-- Begin --
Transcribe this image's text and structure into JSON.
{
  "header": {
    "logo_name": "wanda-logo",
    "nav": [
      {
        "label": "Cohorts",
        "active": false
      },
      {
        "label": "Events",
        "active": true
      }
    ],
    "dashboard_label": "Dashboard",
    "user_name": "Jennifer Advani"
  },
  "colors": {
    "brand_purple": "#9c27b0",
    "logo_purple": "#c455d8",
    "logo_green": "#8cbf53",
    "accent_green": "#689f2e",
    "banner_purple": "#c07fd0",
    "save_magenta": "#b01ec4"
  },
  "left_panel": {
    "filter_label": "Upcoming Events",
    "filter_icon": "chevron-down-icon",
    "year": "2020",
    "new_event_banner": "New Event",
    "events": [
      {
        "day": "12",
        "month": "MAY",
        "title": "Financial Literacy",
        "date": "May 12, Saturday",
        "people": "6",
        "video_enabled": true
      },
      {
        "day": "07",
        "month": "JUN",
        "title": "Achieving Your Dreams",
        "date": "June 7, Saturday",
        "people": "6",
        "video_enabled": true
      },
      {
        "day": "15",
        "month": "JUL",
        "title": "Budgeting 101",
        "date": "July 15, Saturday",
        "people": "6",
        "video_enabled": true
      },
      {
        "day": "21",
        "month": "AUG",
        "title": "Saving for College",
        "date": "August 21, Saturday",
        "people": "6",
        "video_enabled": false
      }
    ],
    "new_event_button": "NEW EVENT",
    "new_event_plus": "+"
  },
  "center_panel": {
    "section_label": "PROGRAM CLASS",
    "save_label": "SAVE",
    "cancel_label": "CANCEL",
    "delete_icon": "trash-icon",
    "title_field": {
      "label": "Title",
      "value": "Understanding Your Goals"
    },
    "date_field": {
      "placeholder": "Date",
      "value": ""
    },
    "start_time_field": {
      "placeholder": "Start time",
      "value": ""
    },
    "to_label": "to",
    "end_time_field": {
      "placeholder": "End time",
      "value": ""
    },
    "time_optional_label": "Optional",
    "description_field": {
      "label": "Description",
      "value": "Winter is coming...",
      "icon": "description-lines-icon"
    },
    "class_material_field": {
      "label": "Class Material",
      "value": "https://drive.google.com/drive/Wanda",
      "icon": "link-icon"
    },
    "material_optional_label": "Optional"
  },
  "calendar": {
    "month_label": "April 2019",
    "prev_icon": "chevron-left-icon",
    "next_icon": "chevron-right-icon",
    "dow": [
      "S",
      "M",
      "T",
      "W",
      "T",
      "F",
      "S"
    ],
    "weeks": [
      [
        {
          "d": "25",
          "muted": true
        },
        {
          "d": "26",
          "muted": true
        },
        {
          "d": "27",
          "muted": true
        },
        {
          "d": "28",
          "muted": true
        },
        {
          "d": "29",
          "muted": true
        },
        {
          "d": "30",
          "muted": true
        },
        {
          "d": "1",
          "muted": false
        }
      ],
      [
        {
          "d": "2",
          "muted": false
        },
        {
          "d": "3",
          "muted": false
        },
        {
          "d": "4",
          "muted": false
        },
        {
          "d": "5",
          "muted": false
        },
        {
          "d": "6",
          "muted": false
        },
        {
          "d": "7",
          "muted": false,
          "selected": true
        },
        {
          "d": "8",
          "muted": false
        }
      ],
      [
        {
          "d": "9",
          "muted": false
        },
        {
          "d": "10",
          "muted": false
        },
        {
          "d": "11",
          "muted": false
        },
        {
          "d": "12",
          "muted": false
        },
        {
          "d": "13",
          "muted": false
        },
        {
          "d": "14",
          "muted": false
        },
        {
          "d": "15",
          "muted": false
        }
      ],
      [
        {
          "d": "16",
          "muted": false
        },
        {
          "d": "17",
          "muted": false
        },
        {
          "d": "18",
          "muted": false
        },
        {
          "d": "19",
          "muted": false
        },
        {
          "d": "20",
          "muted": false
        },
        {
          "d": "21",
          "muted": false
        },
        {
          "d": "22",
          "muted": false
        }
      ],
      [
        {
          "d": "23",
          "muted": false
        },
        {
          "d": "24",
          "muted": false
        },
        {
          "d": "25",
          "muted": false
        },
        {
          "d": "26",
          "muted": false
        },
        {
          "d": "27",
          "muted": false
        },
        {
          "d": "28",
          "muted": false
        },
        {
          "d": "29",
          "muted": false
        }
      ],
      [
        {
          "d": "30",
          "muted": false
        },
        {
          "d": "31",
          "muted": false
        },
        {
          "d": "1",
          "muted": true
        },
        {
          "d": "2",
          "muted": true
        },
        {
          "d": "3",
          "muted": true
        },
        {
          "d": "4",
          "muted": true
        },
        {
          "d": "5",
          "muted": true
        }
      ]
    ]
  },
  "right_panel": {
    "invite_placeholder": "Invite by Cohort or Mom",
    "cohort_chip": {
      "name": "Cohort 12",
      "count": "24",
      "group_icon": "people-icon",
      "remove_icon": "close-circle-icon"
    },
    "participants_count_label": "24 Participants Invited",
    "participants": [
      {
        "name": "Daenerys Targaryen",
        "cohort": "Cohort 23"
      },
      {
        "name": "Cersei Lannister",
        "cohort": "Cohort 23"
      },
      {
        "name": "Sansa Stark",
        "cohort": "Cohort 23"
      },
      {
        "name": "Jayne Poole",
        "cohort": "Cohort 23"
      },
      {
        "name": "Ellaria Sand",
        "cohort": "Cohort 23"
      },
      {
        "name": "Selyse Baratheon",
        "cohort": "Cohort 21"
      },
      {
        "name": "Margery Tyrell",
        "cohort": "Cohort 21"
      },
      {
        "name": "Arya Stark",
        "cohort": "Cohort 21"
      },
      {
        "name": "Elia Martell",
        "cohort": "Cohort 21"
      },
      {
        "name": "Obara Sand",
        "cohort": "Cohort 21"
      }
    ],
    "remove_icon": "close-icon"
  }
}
-- End --
**Exercise task:**
Copy all of the data. Keep every word exactly as it is.

**The reply:**
Transcribe this image's text and structure into JSON.
{
  "header": {
    "logo_name": "wanda-logo",
    "nav": [
      {
        "label": "Cohorts",
        "active": false
      },
      {
        "label": "Events",
        "active": true
      }
    ],
    "dashboard_label": "Dashboard",
    "user_name": "Jennifer Advani"
  },
  "colors": {
    "brand_purple": "#9c27b0",
    "logo_purple": "#c455d8",
    "logo_green": "#8cbf53",
    "accent_green": "#689f2e",
    "banner_purple": "#c07fd0",
    "save_magenta": "#b01ec4"
  },
  "left_panel": {
    "filter_label": "Upcoming Events",
    "filter_icon": "chevron-down-icon",
    "year": "2020",
    "new_event_banner": "New Event",
    "events": [
      {
        "day": "12",
        "month": "MAY",
        "title": "Financial Literacy",
        "date": "May 12, Saturday",
        "people": "6",
        "video_enabled": true
      },
      {
        "day": "07",
        "month": "JUN",
        "title": "Achieving Your Dreams",
        "date": "June 7, Saturday",
        "people": "6",
        "video_enabled": true
      },
      {
        "day": "15",
        "month": "JUL",
        "title": "Budgeting 101",
        "date": "July 15, Saturday",
        "people": "6",
        "video_enabled": true
      },
      {
        "day": "21",
        "month": "AUG",
        "title": "Saving for College",
        "date": "August 21, Saturday",
        "people": "6",
        "video_enabled": false
      }
    ],
    "new_event_button": "NEW EVENT",
    "new_event_plus": "+"
  },
  "center_panel": {
    "section_label": "PROGRAM CLASS",
    "save_label": "SAVE",
    "cancel_label": "CANCEL",
    "delete_icon": "trash-icon",
    "title_field": {
      "label": "Title",
      "value": "Understanding Your Goals"
    },
    "date_field": {
      "placeholder": "Date",
      "value": ""
    },
    "start_time_field": {
      "placeholder": "Start time",
      "value": ""
    },
    "to_label": "to",
    "end_time_field": {
      "placeholder": "End time",
      "value": ""
    },
    "time_optional_label": "Optional",
    "description_field": {
      "label": "Description",
      "value": "Winter is coming...",
      "icon": "description-lines-icon"
    },
    "class_material_field": {
      "label": "Class Material",
      "value": "https://drive.google.com/drive/Wanda",
      "icon": "link-icon"
    },
    "material_optional_label": "Optional"
  },
  "calendar": {
    "month_label": "April 2019",
    "prev_icon": "chevron-left-icon",
    "next_icon": "chevron-right-icon",
    "dow": [
      "S",
      "M",
      "T",
      "W",
      "T",
      "F",
      "S"
    ],
    "weeks": [
      [
        {
          "d": "25",
          "muted": true
        },
        {
          "d": "26",
          "muted": true
        },
        {
          "d": "27",
          "muted": true
        },
        {
          "d": "28",
          "muted": true
        },
        {
          "d": "29",
          "muted": true
        },
        {
          "d": "30",
          "muted": true
        },
        {
          "d": "1",
          "muted": false
        }
      ],
      [
        {
          "d": "2",
          "muted": false
        },
        {
          "d": "3",
          "muted": false
        },
        {
          "d": "4",
          "muted": false
        },
        {
          "d": "5",
          "muted": false
        },
        {
          "d": "6",
          "muted": false
        },
        {
          "d": "7",
          "muted": false,
          "selected": true
        },
        {
          "d": "8",
          "muted": false
        }
      ],
      [
        {
          "d": "9",
          "muted": false
        },
        {
          "d": "10",
          "muted": false
        },
        {
          "d": "11",
          "muted": false
        },
        {
          "d": "12",
          "muted": false
        },
        {
          "d": "13",
          "muted": false
        },
        {
          "d": "14",
          "muted": false
        },
        {
          "d": "15",
          "muted": false
        }
      ],
      [
        {
          "d": "16",
          "muted": false
        },
        {
          "d": "17",
          "muted": false
        },
        {
          "d": "18",
          "muted": false
        },
        {
          "d": "19",
          "muted": false
        },
        {
          "d": "20",
          "muted": false
        },
        {
          "d": "21",
          "muted": false
        },
        {
          "d": "22",
          "muted": false
        }
      ],
      [
        {
          "d": "23",
          "muted": false
        },
        {
          "d": "24",
          "muted": false
        },
        {
          "d": "25",
          "muted": false
        },
        {
          "d": "26",
          "muted": false
        },
        {
          "d": "27",
          "muted": false
        },
        {
          "d": "28",
          "muted": false
        },
        {
          "d": "29",
          "muted": false
        }
      ],
      [
        {
          "d": "30",
          "muted": false
        },
        {
          "d": "31",
          "muted": false
        },
        {
          "d": "1",
          "muted": true
        },
        {
          "d": "2",
          "muted": true
        },
        {
          "d": "3",
          "muted": true
        },
        {
          "d": "4",
          "muted": true
        },
        {
          "d": "5",
          "muted": true
        }
      ]
    ]
  },
  "right_panel": {
    "invite_placeholder": "Invite by Cohort or Mom",
    "cohort_chip": {
      "name": "Cohort 12",
      "count": "24",
      "group_icon": "people-icon",
      "remove_icon": "close-circle-icon"
    },
    "participants_count_label": "24 Participants Invited",
    "participants": [
      {
        "name": "Daenerys Targaryen",
        "cohort": "Cohort 23"
      },
      {
        "name": "Cersei Lannister",
        "cohort": "Cohort 23"
      },
      {
        "name": "Sansa Stark",
        "cohort": "Cohort 23"
      },
      {
        "name": "Jayne Poole",
        "cohort": "Cohort 23"
      },
      {
        "name": "Ellaria Sand",
        "cohort": "Cohort 23"
      },
      {
        "name": "Selyse Baratheon",
        "cohort": "Cohort 21"
      },
      {
        "name": "Margery Tyrell",
        "cohort": "Cohort 21"
      },
      {
        "name": "Arya Stark",
        "cohort": "Cohort 21"
      },
      {
        "name": "Elia Martell",
        "cohort": "Cohort 21"
      },
      {
        "name": "Obara Sand",
        "cohort": "Cohort 21"
      }
    ],
    "remove_icon": "close-icon"
  }
}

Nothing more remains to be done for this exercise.